▶ **Stated task 1**
From the Marvin Camras obituary, reproduce the passage that begins at the words "Biographies: Obituaries -- Marvin" and stops after the words "III. He was 79.".
▶ **Stated task 2**
According to the Marvin Camras obituary, in what year was Camras inducted into the National Inventors' Hall of Fame?
▶ **Stated task 3**
Continue the Marvin Camras obituary from where it stops.

Copyright ©; 1996 by the Institute of Electrical and Electronics Engineers, Inc. All rights reserved. Used with permission.

Biographies: Obituaries -- Marvin Camras, David G. Hayes, Bai Shangshu, Joseph Becker, George A. Garrett

Obituaries -- Marvin Camras

Marvin Camras, the father of magnetic audio and video tape recording, died on June 23, 1995, of kidney failure in Evanston, III. He was 79.

Born in Chicago, Camras spent his entire 50-year career at the Illinois Institute of Technology, first as a student and later as a researcher and professor. He was awarded more than 500 patents in the technology of magnetic recording and is credited with the discovery of high- frequency bias, the development of multitrack recording, and the development of magnetic coatings for tapes and disks. He was inducted into the National Inventors' Hall of Fame in 1985 and was awarded the National Medal of Technology in 1990.

He is survived by his wife, Isabelle Pollak, four sons, and a daughter.

▶ **Data provided**
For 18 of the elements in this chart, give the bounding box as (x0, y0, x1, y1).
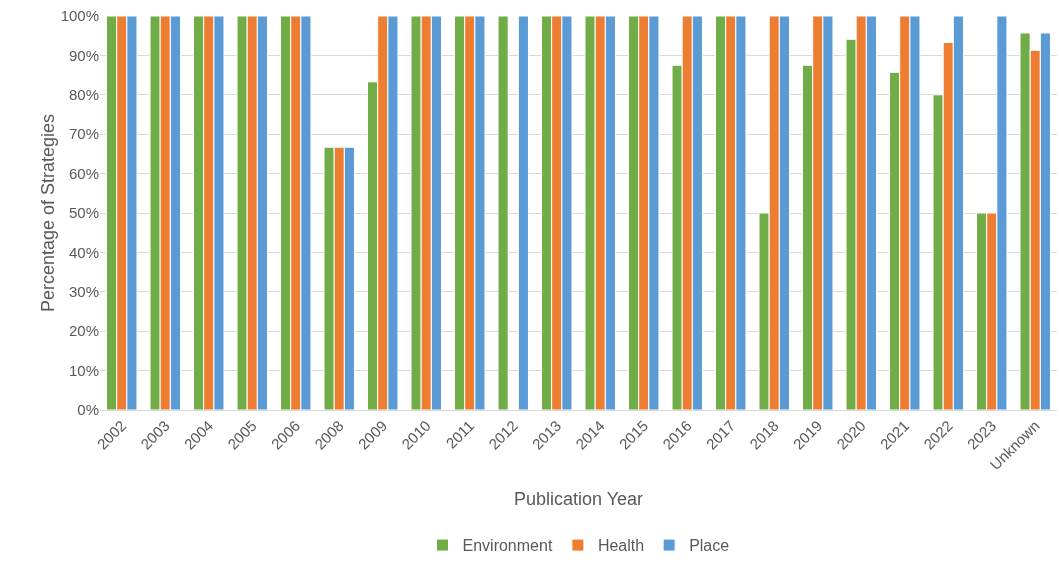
...
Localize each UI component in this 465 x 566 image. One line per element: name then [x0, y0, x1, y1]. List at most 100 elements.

▶ **Final result 1**
Biographies: Obituaries -- Marvin Camras, David G. Hayes, Bai Shangshu, Joseph Becker, George A. Garrett

Obituaries -- Marvin Camras

Marvin Camras, the father of magnetic audio and video tape recording, died on June 23, 1995, of kidney failure in Evanston, III. He was 79.

▶ **Final result 2**
1985

▶ **Final result 3**
Although almost all of his work involved the recording of sound and pictures in the form of analog signals, the wire and metal tape audio recorders that sprang from his work just after World War II showed the first post-ENIAC computer designers that magnetic recording of digital signals on the surface of metallic tapes and drums was feasible. His constant improvement of magnetic coatings on plastic tapes for audio recording showed the way to the reliable magnetic tape storage systems of the boom years of the big mainframe computers and later to the ubiquitous magnetic disk storage systems of today.

Although none of his publications refer directly to computing storage and the word "computer" is never mentioned in his 1991 oral history, his contribution to magnetic storage on drum, tape, and disk, which was essential to computer development, qualifies him as a computing pioneer.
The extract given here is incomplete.